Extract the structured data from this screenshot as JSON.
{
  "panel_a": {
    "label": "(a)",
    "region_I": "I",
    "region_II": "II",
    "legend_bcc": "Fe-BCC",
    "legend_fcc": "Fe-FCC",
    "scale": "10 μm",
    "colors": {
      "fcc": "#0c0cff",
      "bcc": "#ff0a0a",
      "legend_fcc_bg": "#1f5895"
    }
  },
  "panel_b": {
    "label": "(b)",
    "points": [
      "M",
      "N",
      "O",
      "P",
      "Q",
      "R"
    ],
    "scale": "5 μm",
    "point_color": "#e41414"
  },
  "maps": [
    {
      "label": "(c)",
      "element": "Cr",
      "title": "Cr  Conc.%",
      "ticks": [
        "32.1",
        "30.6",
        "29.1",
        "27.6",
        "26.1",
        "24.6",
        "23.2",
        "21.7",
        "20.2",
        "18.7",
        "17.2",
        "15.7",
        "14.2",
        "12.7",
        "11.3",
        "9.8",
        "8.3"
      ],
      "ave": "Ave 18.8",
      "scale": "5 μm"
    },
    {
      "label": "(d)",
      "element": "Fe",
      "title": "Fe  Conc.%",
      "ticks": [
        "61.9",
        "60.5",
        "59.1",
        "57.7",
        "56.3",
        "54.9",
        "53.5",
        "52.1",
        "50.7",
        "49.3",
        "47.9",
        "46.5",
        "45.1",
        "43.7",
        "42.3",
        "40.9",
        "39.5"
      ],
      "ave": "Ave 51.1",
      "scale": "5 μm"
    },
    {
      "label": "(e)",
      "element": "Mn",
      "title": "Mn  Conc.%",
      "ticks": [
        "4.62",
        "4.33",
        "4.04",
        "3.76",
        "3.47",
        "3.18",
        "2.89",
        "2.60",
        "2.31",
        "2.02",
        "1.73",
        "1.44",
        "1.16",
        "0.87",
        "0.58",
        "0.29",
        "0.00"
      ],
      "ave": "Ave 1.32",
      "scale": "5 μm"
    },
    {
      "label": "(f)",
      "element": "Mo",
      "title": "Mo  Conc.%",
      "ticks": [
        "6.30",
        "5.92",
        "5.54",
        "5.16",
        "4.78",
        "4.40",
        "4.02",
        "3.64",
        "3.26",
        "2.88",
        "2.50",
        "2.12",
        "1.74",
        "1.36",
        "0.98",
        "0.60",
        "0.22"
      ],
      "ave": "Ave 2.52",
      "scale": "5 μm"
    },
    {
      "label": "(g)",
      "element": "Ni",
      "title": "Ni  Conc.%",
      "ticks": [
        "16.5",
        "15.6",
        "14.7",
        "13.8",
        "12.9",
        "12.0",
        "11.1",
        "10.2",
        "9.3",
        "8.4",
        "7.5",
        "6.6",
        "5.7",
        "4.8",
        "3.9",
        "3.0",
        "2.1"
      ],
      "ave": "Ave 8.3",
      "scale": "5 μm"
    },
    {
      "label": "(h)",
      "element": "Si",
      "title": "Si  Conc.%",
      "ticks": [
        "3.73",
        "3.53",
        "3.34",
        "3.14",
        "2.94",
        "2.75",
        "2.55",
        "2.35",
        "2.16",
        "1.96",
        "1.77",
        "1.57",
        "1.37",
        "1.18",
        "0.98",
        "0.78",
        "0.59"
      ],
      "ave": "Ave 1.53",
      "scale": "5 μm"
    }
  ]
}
******************************
Repeat every record exactly as written, please.

» **Solution to this problem**
Extract the structured data from this screenshot as JSON.
{
  "panel_a": {
    "label": "(a)",
    "region_I": "I",
    "region_II": "II",
    "legend_bcc": "Fe-BCC",
    "legend_fcc": "Fe-FCC",
    "scale": "10 μm",
    "colors": {
      "fcc": "#0c0cff",
      "bcc": "#ff0a0a",
      "legend_fcc_bg": "#1f5895"
    }
  },
  "panel_b": {
    "label": "(b)",
    "points": [
      "M",
      "N",
      "O",
      "P",
      "Q",
      "R"
    ],
    "scale": "5 μm",
    "point_color": "#e41414"
  },
  "maps": [
    {
      "label": "(c)",
      "element": "Cr",
      "title": "Cr  Conc.%",
      "ticks": [
        "32.1",
        "30.6",
        "29.1",
        "27.6",
        "26.1",
        "24.6",
        "23.2",
        "21.7",
        "20.2",
        "18.7",
        "17.2",
        "15.7",
        "14.2",
        "12.7",
        "11.3",
        "9.8",
        "8.3"
      ],
      "ave": "Ave 18.8",
      "scale": "5 μm"
    },
    {
      "label": "(d)",
      "element": "Fe",
      "title": "Fe  Conc.%",
      "ticks": [
        "61.9",
        "60.5",
        "59.1",
        "57.7",
        "56.3",
        "54.9",
        "53.5",
        "52.1",
        "50.7",
        "49.3",
        "47.9",
        "46.5",
        "45.1",
        "43.7",
        "42.3",
        "40.9",
        "39.5"
      ],
      "ave": "Ave 51.1",
      "scale": "5 μm"
    },
    {
      "label": "(e)",
      "element": "Mn",
      "title": "Mn  Conc.%",
      "ticks": [
        "4.62",
        "4.33",
        "4.04",
        "3.76",
        "3.47",
        "3.18",
        "2.89",
        "2.60",
        "2.31",
        "2.02",
        "1.73",
        "1.44",
        "1.16",
        "0.87",
        "0.58",
        "0.29",
        "0.00"
      ],
      "ave": "Ave 1.32",
      "scale": "5 μm"
    },
    {
      "label": "(f)",
      "element": "Mo",
      "title": "Mo  Conc.%",
      "ticks": [
        "6.30",
        "5.92",
        "5.54",
        "5.16",
        "4.78",
        "4.40",
        "4.02",
        "3.64",
        "3.26",
        "2.88",
        "2.50",
        "2.12",
        "1.74",
        "1.36",
        "0.98",
        "0.60",
        "0.22"
      ],
      "ave": "Ave 2.52",
      "scale": "5 μm"
    },
    {
      "label": "(g)",
      "element": "Ni",
      "title": "Ni  Conc.%",
      "ticks": [
        "16.5",
        "15.6",
        "14.7",
        "13.8",
        "12.9",
        "12.0",
        "11.1",
        "10.2",
        "9.3",
        "8.4",
        "7.5",
        "6.6",
        "5.7",
        "4.8",
        "3.9",
        "3.0",
        "2.1"
      ],
      "ave": "Ave 8.3",
      "scale": "5 μm"
    },
    {
      "label": "(h)",
      "element": "Si",
      "title": "Si  Conc.%",
      "ticks": [
        "3.73",
        "3.53",
        "3.34",
        "3.14",
        "2.94",
        "2.75",
        "2.55",
        "2.35",
        "2.16",
        "1.96",
        "1.77",
        "1.57",
        "1.37",
        "1.18",
        "0.98",
        "0.78",
        "0.59"
      ],
      "ave": "Ave 1.53",
      "scale": "5 μm"
    }
  ]
}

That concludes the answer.